DO THIS —
Search the material below for the word "will". Copy every line that has it.

EXTRACTED DATA —
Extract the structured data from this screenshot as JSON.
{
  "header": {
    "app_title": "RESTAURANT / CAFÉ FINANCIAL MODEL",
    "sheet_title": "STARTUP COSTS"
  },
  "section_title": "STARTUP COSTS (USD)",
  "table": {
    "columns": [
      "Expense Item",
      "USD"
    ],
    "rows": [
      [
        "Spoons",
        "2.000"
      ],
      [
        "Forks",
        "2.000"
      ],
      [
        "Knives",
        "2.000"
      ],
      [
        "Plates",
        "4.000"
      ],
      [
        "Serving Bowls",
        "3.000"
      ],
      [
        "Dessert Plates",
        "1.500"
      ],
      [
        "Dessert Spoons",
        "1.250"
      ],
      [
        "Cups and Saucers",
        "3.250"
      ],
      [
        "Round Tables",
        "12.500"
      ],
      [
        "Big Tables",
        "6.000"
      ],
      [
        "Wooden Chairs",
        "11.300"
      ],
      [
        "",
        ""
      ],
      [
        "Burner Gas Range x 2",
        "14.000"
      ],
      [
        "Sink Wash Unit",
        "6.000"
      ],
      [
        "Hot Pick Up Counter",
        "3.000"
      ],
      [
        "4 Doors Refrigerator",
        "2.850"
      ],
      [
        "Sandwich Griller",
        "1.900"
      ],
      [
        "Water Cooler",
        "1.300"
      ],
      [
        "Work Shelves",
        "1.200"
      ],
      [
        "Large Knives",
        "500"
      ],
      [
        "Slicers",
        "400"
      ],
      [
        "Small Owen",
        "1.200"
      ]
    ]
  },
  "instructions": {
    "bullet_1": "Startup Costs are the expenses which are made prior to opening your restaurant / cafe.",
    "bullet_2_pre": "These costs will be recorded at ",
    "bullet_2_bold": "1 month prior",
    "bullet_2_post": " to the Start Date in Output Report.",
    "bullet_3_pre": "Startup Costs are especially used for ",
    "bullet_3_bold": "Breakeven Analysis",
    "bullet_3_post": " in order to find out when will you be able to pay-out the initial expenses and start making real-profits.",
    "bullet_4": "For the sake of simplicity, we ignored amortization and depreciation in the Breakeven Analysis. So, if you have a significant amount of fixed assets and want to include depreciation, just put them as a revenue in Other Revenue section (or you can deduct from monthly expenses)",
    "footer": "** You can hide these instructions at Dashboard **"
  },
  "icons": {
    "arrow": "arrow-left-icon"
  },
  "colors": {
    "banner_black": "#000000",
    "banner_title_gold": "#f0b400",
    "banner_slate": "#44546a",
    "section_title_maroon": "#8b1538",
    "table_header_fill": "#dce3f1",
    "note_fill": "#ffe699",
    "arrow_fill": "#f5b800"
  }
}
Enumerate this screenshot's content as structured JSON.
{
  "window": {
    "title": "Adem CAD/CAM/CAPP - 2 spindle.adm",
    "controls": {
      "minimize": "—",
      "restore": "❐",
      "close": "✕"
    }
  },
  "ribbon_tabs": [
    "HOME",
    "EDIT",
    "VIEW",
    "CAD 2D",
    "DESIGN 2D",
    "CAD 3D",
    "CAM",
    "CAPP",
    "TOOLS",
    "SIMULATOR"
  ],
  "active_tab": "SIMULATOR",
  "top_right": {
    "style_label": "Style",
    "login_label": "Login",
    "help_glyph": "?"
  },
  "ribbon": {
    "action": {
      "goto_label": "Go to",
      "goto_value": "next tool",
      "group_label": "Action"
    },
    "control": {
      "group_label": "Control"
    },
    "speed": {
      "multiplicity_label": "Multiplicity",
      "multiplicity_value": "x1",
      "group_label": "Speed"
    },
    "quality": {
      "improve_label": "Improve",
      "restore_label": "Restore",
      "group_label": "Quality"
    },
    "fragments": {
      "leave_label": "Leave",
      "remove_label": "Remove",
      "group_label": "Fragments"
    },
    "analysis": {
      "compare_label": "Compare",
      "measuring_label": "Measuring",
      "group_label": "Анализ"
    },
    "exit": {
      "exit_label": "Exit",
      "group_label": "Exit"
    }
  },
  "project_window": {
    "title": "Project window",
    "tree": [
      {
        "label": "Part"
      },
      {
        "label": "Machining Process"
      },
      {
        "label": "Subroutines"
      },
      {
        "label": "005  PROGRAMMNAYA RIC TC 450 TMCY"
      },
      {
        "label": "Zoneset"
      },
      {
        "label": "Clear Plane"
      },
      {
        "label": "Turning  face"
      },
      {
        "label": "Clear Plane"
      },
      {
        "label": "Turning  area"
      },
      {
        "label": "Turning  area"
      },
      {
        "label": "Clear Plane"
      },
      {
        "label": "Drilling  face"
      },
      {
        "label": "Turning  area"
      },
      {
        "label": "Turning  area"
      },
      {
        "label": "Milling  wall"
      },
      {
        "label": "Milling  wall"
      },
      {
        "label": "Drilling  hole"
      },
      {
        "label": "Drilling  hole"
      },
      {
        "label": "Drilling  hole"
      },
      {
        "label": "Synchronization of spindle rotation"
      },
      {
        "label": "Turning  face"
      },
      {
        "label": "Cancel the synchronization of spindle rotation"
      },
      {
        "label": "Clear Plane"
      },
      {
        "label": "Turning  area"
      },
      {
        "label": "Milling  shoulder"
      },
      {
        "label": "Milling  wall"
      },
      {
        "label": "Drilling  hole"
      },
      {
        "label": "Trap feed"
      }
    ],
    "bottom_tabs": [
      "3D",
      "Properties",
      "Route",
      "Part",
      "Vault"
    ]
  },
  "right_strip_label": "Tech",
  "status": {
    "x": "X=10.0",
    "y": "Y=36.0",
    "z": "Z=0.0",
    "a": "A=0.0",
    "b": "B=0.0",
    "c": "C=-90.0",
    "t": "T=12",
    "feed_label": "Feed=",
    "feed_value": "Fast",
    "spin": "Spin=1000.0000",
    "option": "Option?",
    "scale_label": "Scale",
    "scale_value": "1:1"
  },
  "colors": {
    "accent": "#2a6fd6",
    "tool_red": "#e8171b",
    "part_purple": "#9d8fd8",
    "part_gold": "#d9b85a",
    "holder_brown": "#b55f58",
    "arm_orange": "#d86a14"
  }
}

RESPONSE —
    "bullet_2_pre": "These costs will be recorded at ",
    "bullet_3_post": " in order to find out when will you be able to pay-out the initial expenses and start making real-profits.",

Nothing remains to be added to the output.